**Task to complete**
Sort through the entries below and pull out lines containing the word "продукты".

**Materials provided**
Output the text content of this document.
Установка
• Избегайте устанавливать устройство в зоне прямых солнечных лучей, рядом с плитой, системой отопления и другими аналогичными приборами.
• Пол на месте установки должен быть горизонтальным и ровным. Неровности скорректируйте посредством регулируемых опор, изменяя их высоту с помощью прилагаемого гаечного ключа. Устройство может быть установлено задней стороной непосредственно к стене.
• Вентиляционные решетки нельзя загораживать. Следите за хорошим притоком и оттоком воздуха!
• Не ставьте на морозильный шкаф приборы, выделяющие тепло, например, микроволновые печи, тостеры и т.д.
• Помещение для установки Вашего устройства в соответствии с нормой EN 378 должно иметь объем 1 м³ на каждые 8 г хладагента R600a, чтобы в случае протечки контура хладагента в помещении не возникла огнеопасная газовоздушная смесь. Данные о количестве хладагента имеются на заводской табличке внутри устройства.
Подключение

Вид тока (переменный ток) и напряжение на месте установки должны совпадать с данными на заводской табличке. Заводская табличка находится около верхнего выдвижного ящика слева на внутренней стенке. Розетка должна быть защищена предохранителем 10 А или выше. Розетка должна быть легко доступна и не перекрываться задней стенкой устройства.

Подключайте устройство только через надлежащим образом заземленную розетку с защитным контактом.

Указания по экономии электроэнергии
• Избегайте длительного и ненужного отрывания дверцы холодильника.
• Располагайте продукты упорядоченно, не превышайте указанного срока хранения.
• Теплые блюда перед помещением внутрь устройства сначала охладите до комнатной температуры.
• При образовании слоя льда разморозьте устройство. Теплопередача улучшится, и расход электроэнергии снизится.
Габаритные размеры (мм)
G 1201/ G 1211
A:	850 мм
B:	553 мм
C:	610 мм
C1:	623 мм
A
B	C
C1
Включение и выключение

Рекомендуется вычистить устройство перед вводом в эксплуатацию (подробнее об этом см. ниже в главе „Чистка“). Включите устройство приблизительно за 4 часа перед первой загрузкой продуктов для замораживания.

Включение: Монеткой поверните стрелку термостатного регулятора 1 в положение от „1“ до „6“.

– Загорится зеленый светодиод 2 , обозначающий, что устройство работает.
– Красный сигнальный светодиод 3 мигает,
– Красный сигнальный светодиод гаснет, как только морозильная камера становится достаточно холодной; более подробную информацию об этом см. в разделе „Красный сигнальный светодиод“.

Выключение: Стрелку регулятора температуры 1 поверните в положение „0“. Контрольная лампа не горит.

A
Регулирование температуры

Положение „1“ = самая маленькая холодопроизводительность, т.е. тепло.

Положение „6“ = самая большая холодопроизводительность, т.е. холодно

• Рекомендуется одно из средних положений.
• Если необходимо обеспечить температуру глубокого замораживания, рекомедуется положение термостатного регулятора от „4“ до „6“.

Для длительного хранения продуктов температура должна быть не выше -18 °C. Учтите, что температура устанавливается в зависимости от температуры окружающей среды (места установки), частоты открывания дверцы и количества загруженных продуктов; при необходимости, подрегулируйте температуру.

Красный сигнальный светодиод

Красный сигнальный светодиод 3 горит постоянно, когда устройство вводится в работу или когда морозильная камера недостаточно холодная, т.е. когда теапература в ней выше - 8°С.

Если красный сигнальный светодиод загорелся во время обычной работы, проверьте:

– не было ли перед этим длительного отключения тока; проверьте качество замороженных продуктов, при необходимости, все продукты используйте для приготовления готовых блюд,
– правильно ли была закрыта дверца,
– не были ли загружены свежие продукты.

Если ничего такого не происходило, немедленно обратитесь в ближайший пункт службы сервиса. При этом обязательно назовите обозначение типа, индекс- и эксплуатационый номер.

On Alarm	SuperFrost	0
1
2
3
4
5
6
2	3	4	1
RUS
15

**Output for this task**
• Располагайте продукты упорядоченно, не превышайте указанного срока хранения.
– не было ли перед этим длительного отключения тока; проверьте качество замороженных продуктов, при необходимости, все продукты используйте для приготовления готовых блюд,
– не были ли загружены свежие продукты.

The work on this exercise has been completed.